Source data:
┌────────

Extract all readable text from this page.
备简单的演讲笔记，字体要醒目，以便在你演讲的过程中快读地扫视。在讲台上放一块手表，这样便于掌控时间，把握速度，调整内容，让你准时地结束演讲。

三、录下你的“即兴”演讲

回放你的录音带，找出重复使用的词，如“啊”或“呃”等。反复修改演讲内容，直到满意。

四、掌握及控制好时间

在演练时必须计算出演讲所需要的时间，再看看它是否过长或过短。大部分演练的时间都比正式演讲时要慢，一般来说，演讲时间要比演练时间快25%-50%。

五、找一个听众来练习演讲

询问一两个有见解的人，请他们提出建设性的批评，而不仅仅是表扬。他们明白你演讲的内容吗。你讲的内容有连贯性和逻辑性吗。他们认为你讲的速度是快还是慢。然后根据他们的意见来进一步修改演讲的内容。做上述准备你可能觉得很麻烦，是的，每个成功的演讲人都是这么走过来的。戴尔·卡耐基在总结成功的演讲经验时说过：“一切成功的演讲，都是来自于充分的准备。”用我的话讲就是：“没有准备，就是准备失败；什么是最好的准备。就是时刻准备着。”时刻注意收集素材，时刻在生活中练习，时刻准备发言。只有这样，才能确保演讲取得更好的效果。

└────────
┌────────

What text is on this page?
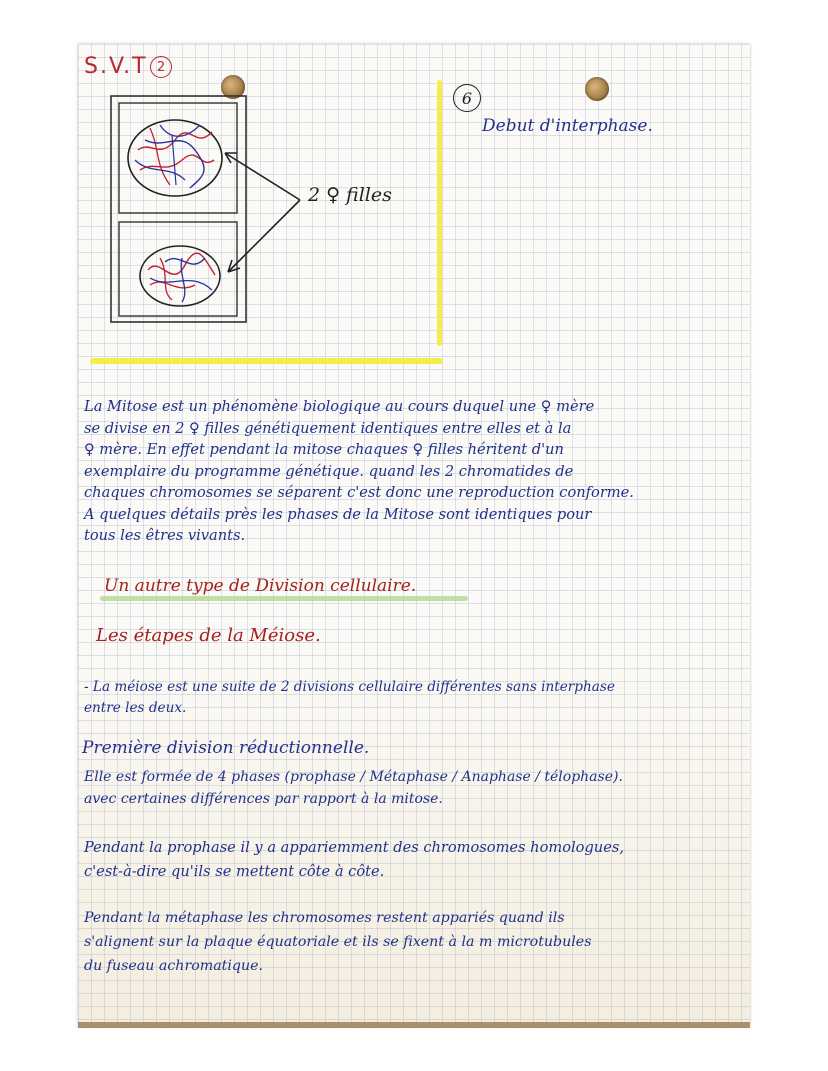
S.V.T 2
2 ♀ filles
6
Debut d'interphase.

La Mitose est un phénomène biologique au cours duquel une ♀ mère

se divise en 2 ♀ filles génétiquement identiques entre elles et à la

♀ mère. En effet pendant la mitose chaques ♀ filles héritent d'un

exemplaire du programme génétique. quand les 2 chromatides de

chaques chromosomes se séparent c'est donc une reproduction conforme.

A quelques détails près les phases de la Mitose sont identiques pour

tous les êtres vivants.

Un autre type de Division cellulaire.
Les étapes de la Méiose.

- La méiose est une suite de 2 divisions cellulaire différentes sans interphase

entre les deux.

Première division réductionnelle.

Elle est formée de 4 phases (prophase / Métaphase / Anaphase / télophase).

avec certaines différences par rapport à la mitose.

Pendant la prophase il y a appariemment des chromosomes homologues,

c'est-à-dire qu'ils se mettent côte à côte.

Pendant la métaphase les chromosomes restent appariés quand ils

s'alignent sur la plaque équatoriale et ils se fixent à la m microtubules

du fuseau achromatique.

└────────
┌────────

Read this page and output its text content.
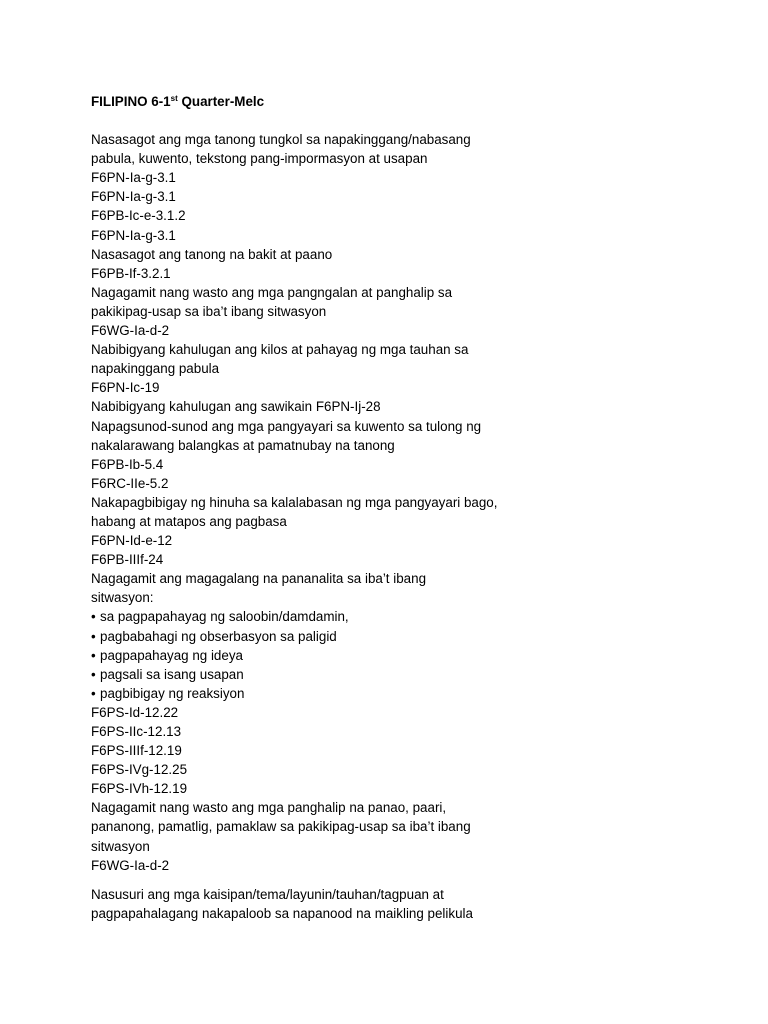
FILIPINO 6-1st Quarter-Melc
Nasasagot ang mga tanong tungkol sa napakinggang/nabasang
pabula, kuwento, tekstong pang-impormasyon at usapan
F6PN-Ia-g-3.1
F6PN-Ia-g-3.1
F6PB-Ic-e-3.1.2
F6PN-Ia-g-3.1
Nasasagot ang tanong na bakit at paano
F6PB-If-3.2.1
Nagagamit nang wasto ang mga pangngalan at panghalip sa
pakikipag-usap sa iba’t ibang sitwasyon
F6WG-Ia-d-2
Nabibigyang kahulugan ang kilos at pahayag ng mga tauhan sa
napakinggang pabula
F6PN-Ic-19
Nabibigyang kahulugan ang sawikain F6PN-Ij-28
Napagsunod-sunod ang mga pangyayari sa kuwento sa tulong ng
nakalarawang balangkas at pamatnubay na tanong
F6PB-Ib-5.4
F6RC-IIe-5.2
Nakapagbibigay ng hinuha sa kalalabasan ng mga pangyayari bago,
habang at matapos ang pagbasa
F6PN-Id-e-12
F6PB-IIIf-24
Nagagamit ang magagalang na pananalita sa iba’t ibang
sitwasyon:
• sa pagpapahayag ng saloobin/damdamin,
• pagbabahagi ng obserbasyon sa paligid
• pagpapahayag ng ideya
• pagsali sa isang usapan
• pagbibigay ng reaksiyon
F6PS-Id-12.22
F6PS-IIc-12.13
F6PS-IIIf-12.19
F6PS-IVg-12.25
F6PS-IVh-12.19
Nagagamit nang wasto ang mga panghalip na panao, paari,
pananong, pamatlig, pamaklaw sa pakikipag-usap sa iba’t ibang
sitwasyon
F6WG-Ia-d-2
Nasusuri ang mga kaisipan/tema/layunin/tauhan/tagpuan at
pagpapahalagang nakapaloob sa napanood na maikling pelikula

└────────

Written task:
Each line holding "quand" must be found and copied.

Written answer:
exemplaire du programme génétique. quand les 2 chromatides de
Pendant la métaphase les chromosomes restent appariés quand ils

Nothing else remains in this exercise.